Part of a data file
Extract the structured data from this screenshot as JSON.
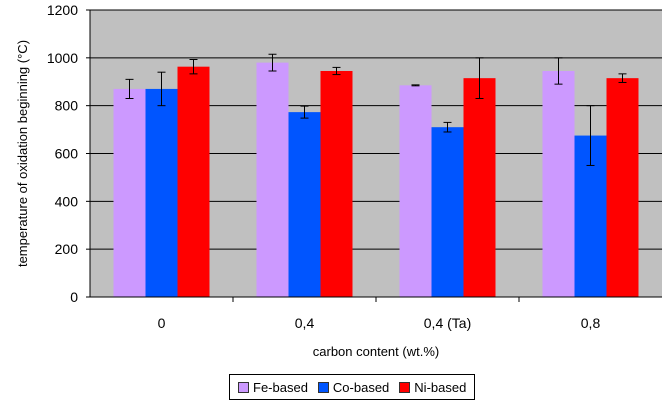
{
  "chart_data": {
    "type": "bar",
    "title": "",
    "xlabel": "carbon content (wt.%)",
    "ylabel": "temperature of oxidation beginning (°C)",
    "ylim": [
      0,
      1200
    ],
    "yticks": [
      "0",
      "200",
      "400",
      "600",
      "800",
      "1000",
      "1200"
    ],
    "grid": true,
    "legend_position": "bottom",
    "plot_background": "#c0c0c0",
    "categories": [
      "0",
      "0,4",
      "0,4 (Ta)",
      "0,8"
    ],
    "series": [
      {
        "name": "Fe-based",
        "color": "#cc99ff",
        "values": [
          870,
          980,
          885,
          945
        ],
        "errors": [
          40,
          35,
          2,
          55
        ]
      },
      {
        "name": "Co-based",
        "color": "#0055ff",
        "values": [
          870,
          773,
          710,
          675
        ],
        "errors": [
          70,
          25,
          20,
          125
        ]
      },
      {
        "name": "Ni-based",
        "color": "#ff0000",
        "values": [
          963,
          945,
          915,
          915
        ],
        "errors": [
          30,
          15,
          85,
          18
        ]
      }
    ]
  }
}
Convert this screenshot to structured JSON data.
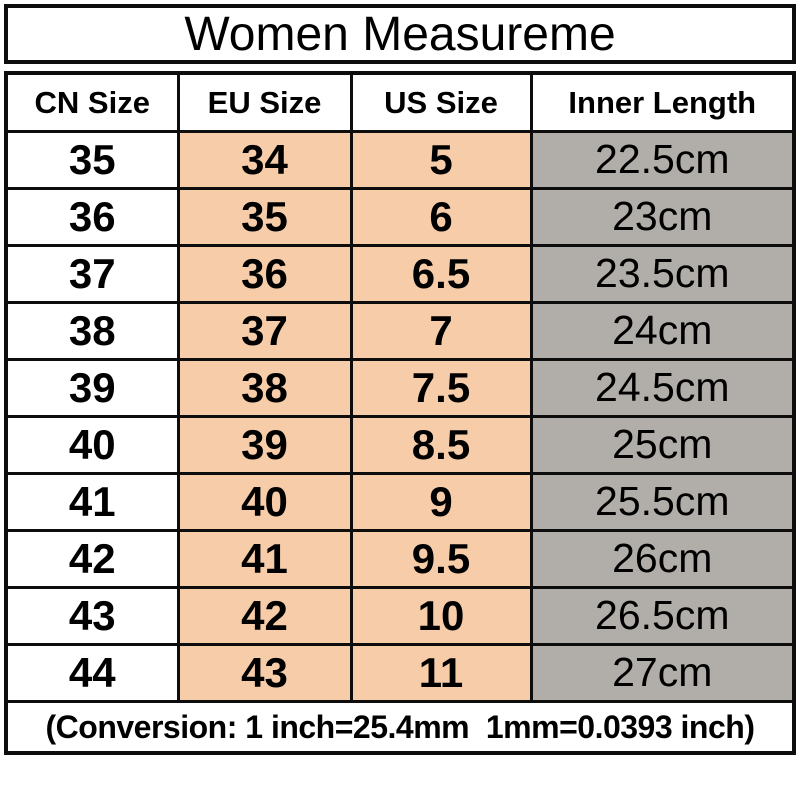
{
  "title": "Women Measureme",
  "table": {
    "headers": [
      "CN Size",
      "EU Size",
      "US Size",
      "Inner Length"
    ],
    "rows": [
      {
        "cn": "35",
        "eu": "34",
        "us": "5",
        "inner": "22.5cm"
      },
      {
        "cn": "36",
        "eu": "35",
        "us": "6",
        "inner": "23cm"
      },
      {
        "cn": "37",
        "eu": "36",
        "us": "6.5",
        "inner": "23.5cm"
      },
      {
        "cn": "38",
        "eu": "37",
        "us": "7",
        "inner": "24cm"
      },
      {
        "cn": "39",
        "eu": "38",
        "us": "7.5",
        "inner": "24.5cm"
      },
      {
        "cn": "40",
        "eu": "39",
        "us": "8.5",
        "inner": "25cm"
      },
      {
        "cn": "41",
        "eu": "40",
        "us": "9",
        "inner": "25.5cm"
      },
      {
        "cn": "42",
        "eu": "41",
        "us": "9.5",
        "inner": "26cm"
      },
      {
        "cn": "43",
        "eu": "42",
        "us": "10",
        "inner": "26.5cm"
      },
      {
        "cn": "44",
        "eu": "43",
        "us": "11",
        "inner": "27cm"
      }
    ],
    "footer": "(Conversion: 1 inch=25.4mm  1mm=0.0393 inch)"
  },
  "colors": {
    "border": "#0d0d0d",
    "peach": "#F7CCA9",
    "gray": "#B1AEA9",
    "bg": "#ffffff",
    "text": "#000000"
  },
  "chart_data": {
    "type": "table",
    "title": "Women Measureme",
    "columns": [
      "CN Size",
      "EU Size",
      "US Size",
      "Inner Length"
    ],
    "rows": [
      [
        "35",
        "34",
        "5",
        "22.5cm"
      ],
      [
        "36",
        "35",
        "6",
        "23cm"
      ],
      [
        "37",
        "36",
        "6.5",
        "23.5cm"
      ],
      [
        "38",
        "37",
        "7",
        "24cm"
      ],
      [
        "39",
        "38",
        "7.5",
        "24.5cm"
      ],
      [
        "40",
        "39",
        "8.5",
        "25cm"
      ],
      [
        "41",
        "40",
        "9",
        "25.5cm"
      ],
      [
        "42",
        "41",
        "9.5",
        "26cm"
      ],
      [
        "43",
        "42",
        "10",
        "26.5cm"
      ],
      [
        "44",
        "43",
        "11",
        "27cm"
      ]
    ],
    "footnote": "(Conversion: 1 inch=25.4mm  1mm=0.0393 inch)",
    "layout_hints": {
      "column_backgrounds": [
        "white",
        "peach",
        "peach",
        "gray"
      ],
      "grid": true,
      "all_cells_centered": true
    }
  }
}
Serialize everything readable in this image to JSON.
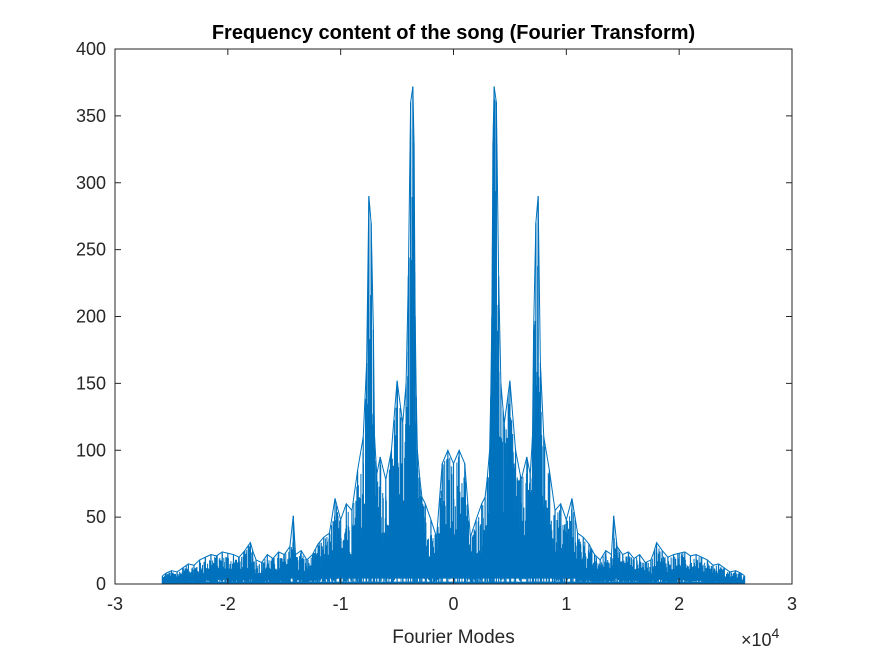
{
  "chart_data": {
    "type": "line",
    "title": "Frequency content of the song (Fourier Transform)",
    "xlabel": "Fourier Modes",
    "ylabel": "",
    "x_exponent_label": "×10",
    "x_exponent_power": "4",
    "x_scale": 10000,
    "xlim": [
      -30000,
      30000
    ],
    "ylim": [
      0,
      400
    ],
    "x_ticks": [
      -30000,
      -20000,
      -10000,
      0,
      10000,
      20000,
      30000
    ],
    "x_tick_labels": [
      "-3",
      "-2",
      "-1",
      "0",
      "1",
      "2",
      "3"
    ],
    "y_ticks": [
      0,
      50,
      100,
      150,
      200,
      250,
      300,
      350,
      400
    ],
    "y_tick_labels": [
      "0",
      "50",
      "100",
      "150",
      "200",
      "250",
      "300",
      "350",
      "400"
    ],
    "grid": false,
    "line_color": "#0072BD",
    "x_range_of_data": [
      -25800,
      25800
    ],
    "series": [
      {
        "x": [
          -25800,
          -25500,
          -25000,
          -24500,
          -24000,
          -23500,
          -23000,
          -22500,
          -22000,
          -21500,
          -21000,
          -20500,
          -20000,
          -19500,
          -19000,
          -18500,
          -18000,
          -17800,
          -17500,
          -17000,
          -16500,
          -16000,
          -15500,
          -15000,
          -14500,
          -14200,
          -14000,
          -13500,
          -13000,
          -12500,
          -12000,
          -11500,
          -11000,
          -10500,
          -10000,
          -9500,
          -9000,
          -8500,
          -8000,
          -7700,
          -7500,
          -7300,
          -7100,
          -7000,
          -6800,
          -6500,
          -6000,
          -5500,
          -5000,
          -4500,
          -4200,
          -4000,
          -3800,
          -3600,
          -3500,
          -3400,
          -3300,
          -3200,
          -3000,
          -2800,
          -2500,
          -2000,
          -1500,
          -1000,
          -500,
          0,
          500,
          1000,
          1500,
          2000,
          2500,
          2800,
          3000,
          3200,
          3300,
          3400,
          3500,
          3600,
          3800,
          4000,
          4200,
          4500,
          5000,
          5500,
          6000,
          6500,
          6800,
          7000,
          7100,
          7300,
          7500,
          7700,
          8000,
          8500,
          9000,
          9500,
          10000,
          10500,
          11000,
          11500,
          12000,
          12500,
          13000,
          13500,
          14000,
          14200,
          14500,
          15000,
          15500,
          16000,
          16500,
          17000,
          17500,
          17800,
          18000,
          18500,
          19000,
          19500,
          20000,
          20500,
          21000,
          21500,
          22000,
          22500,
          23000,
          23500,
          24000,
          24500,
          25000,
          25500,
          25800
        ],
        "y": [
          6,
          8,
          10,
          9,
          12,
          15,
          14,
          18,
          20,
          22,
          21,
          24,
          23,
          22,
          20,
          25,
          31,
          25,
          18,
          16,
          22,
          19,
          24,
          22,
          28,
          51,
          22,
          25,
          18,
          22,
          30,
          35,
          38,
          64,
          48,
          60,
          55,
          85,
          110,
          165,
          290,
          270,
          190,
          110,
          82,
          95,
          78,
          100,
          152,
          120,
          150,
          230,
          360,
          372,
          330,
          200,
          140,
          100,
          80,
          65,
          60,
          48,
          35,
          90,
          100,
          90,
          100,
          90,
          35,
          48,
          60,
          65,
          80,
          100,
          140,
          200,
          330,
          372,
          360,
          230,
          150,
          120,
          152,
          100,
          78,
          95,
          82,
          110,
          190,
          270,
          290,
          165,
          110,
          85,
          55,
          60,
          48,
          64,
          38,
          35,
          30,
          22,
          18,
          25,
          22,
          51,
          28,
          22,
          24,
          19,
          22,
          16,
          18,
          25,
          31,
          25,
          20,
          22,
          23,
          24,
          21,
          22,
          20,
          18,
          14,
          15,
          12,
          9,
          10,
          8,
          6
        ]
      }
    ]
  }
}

» WHAT THIS TASK INVOLVES:
Return every line of the records exactly as given, pictures excluded.

» EXERCISE OUTPUT:
Extract the structured data from this screenshot as JSON.
{
  "chart_data": {
    "type": "bar",
    "title": "",
    "xlabel": "carbon content (wt.%)",
    "ylabel": "temperature of oxidation beginning (°C)",
    "ylim": [
      0,
      1200
    ],
    "yticks": [
      "0",
      "200",
      "400",
      "600",
      "800",
      "1000",
      "1200"
    ],
    "grid": true,
    "legend_position": "bottom",
    "plot_background": "#c0c0c0",
    "categories": [
      "0",
      "0,4",
      "0,4 (Ta)",
      "0,8"
    ],
    "series": [
      {
        "name": "Fe-based",
        "color": "#cc99ff",
        "values": [
          870,
          980,
          885,
          945
        ],
        "errors": [
          40,
          35,
          2,
          55
        ]
      },
      {
        "name": "Co-based",
        "color": "#0055ff",
        "values": [
          870,
          773,
          710,
          675
        ],
        "errors": [
          70,
          25,
          20,
          125
        ]
      },
      {
        "name": "Ni-based",
        "color": "#ff0000",
        "values": [
          963,
          945,
          915,
          915
        ],
        "errors": [
          30,
          15,
          85,
          18
        ]
      }
    ]
  }
}
Convert this screenshot to structured JSON data.
{
  "title": "Women Measureme",
  "table": {
    "headers": [
      "CN Size",
      "EU Size",
      "US Size",
      "Inner Length"
    ],
    "rows": [
      {
        "cn": "35",
        "eu": "34",
        "us": "5",
        "inner": "22.5cm"
      },
      {
        "cn": "36",
        "eu": "35",
        "us": "6",
        "inner": "23cm"
      },
      {
        "cn": "37",
        "eu": "36",
        "us": "6.5",
        "inner": "23.5cm"
      },
      {
        "cn": "38",
        "eu": "37",
        "us": "7",
        "inner": "24cm"
      },
      {
        "cn": "39",
        "eu": "38",
        "us": "7.5",
        "inner": "24.5cm"
      },
      {
        "cn": "40",
        "eu": "39",
        "us": "8.5",
        "inner": "25cm"
      },
      {
        "cn": "41",
        "eu": "40",
        "us": "9",
        "inner": "25.5cm"
      },
      {
        "cn": "42",
        "eu": "41",
        "us": "9.5",
        "inner": "26cm"
      },
      {
        "cn": "43",
        "eu": "42",
        "us": "10",
        "inner": "26.5cm"
      },
      {
        "cn": "44",
        "eu": "43",
        "us": "11",
        "inner": "27cm"
      }
    ],
    "footer": "(Conversion: 1 inch=25.4mm  1mm=0.0393 inch)"
  },
  "colors": {
    "border": "#0d0d0d",
    "peach": "#F7CCA9",
    "gray": "#B1AEA9",
    "bg": "#ffffff",
    "text": "#000000"
  },
  "chart_data": {
    "type": "table",
    "title": "Women Measureme",
    "columns": [
      "CN Size",
      "EU Size",
      "US Size",
      "Inner Length"
    ],
    "rows": [
      [
        "35",
        "34",
        "5",
        "22.5cm"
      ],
      [
        "36",
        "35",
        "6",
        "23cm"
      ],
      [
        "37",
        "36",
        "6.5",
        "23.5cm"
      ],
      [
        "38",
        "37",
        "7",
        "24cm"
      ],
      [
        "39",
        "38",
        "7.5",
        "24.5cm"
      ],
      [
        "40",
        "39",
        "8.5",
        "25cm"
      ],
      [
        "41",
        "40",
        "9",
        "25.5cm"
      ],
      [
        "42",
        "41",
        "9.5",
        "26cm"
      ],
      [
        "43",
        "42",
        "10",
        "26.5cm"
      ],
      [
        "44",
        "43",
        "11",
        "27cm"
      ]
    ],
    "footnote": "(Conversion: 1 inch=25.4mm  1mm=0.0393 inch)",
    "layout_hints": {
      "column_backgrounds": [
        "white",
        "peach",
        "peach",
        "gray"
      ],
      "grid": true,
      "all_cells_centered": true
    }
  }
}
Serialize everything readable in this image to JSON.
{
  "chart_data": {
    "type": "line",
    "title": "Frequency content of the song (Fourier Transform)",
    "xlabel": "Fourier Modes",
    "ylabel": "",
    "x_exponent_label": "×10",
    "x_exponent_power": "4",
    "x_scale": 10000,
    "xlim": [
      -30000,
      30000
    ],
    "ylim": [
      0,
      400
    ],
    "x_ticks": [
      -30000,
      -20000,
      -10000,
      0,
      10000,
      20000,
      30000
    ],
    "x_tick_labels": [
      "-3",
      "-2",
      "-1",
      "0",
      "1",
      "2",
      "3"
    ],
    "y_ticks": [
      0,
      50,
      100,
      150,
      200,
      250,
      300,
      350,
      400
    ],
    "y_tick_labels": [
      "0",
      "50",
      "100",
      "150",
      "200",
      "250",
      "300",
      "350",
      "400"
    ],
    "grid": false,
    "line_color": "#0072BD",
    "x_range_of_data": [
      -25800,
      25800
    ],
    "series": [
      {
        "x": [
          -25800,
          -25500,
          -25000,
          -24500,
          -24000,
          -23500,
          -23000,
          -22500,
          -22000,
          -21500,
          -21000,
          -20500,
          -20000,
          -19500,
          -19000,
          -18500,
          -18000,
          -17800,
          -17500,
          -17000,
          -16500,
          -16000,
          -15500,
          -15000,
          -14500,
          -14200,
          -14000,
          -13500,
          -13000,
          -12500,
          -12000,
          -11500,
          -11000,
          -10500,
          -10000,
          -9500,
          -9000,
          -8500,
          -8000,
          -7700,
          -7500,
          -7300,
          -7100,
          -7000,
          -6800,
          -6500,
          -6000,
          -5500,
          -5000,
          -4500,
          -4200,
          -4000,
          -3800,
          -3600,
          -3500,
          -3400,
          -3300,
          -3200,
          -3000,
          -2800,
          -2500,
          -2000,
          -1500,
          -1000,
          -500,
          0,
          500,
          1000,
          1500,
          2000,
          2500,
          2800,
          3000,
          3200,
          3300,
          3400,
          3500,
          3600,
          3800,
          4000,
          4200,
          4500,
          5000,
          5500,
          6000,
          6500,
          6800,
          7000,
          7100,
          7300,
          7500,
          7700,
          8000,
          8500,
          9000,
          9500,
          10000,
          10500,
          11000,
          11500,
          12000,
          12500,
          13000,
          13500,
          14000,
          14200,
          14500,
          15000,
          15500,
          16000,
          16500,
          17000,
          17500,
          17800,
          18000,
          18500,
          19000,
          19500,
          20000,
          20500,
          21000,
          21500,
          22000,
          22500,
          23000,
          23500,
          24000,
          24500,
          25000,
          25500,
          25800
        ],
        "y": [
          6,
          8,
          10,
          9,
          12,
          15,
          14,
          18,
          20,
          22,
          21,
          24,
          23,
          22,
          20,
          25,
          31,
          25,
          18,
          16,
          22,
          19,
          24,
          22,
          28,
          51,
          22,
          25,
          18,
          22,
          30,
          35,
          38,
          64,
          48,
          60,
          55,
          85,
          110,
          165,
          290,
          270,
          190,
          110,
          82,
          95,
          78,
          100,
          152,
          120,
          150,
          230,
          360,
          372,
          330,
          200,
          140,
          100,
          80,
          65,
          60,
          48,
          35,
          90,
          100,
          90,
          100,
          90,
          35,
          48,
          60,
          65,
          80,
          100,
          140,
          200,
          330,
          372,
          360,
          230,
          150,
          120,
          152,
          100,
          78,
          95,
          82,
          110,
          190,
          270,
          290,
          165,
          110,
          85,
          55,
          60,
          48,
          64,
          38,
          35,
          30,
          22,
          18,
          25,
          22,
          51,
          28,
          22,
          24,
          19,
          22,
          16,
          18,
          25,
          31,
          25,
          20,
          22,
          23,
          24,
          21,
          22,
          20,
          18,
          14,
          15,
          12,
          9,
          10,
          8,
          6
        ]
      }
    ]
  }
}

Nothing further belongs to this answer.